▸ **Required work**: Tally the lines in these records that hold the string "operate", and reply with the number alone.

-- Begin Records for the task --

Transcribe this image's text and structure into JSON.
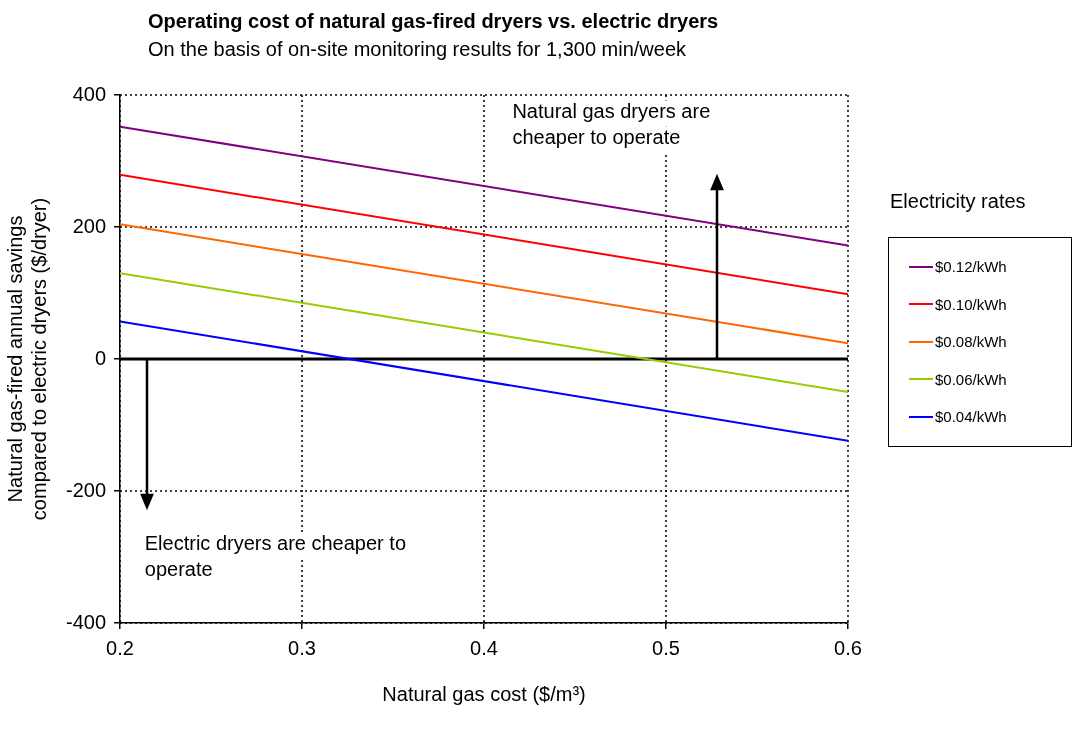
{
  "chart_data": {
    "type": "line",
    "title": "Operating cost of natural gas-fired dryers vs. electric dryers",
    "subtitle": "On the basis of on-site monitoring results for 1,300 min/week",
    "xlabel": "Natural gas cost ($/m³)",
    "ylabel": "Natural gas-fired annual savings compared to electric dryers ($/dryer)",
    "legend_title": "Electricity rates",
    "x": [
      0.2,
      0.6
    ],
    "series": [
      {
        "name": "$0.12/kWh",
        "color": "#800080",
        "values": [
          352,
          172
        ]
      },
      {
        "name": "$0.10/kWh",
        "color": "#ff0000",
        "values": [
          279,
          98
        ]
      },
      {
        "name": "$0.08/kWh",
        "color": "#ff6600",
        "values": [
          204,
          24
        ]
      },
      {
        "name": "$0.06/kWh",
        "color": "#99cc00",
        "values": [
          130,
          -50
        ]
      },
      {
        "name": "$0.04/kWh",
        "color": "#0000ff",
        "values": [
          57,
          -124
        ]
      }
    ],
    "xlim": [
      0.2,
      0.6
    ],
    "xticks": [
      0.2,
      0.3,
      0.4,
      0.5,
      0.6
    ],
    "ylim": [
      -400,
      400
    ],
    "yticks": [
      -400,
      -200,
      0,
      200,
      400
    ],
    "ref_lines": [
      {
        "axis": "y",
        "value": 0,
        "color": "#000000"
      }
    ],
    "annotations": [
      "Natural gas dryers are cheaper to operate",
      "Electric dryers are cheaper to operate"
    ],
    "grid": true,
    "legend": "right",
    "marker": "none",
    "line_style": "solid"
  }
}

-- End Records for the task --

▸ **Written answer**: 2